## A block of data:
==============================

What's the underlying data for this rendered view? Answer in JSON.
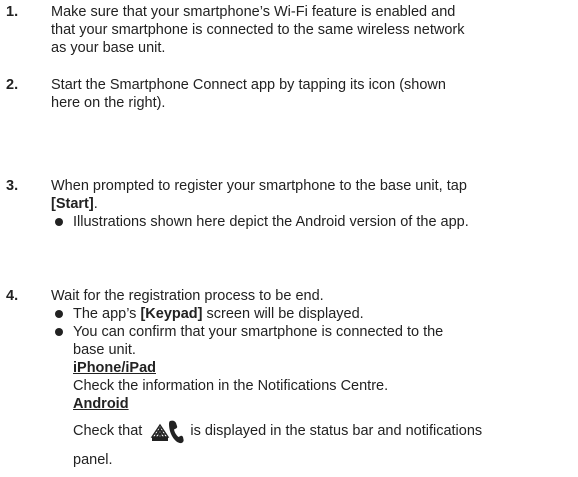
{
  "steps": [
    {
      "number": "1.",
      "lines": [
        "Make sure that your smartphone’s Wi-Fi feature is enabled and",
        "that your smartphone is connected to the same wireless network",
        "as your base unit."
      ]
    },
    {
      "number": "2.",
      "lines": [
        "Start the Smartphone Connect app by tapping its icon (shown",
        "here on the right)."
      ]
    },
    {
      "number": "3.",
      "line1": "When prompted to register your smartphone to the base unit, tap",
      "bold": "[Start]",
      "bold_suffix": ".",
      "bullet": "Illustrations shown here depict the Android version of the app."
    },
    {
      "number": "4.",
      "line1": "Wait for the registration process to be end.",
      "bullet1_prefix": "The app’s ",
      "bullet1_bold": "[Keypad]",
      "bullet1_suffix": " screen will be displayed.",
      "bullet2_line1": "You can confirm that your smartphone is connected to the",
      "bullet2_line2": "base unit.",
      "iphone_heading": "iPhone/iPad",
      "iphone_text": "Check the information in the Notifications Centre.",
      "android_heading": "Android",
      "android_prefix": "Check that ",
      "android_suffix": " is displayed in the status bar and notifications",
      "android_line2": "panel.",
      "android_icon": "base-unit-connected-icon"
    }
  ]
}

==============================

## Task prompt:
Reproduce every entry word for word, but omit the pictures.

## Answer for this exercise:
What's the underlying data for this rendered view? Answer in JSON.
{
  "steps": [
    {
      "number": "1.",
      "lines": [
        "Make sure that your smartphone’s Wi-Fi feature is enabled and",
        "that your smartphone is connected to the same wireless network",
        "as your base unit."
      ]
    },
    {
      "number": "2.",
      "lines": [
        "Start the Smartphone Connect app by tapping its icon (shown",
        "here on the right)."
      ]
    },
    {
      "number": "3.",
      "line1": "When prompted to register your smartphone to the base unit, tap",
      "bold": "[Start]",
      "bold_suffix": ".",
      "bullet": "Illustrations shown here depict the Android version of the app."
    },
    {
      "number": "4.",
      "line1": "Wait for the registration process to be end.",
      "bullet1_prefix": "The app’s ",
      "bullet1_bold": "[Keypad]",
      "bullet1_suffix": " screen will be displayed.",
      "bullet2_line1": "You can confirm that your smartphone is connected to the",
      "bullet2_line2": "base unit.",
      "iphone_heading": "iPhone/iPad",
      "iphone_text": "Check the information in the Notifications Centre.",
      "android_heading": "Android",
      "android_prefix": "Check that ",
      "android_suffix": " is displayed in the status bar and notifications",
      "android_line2": "panel.",
      "android_icon": "base-unit-connected-icon"
    }
  ]
}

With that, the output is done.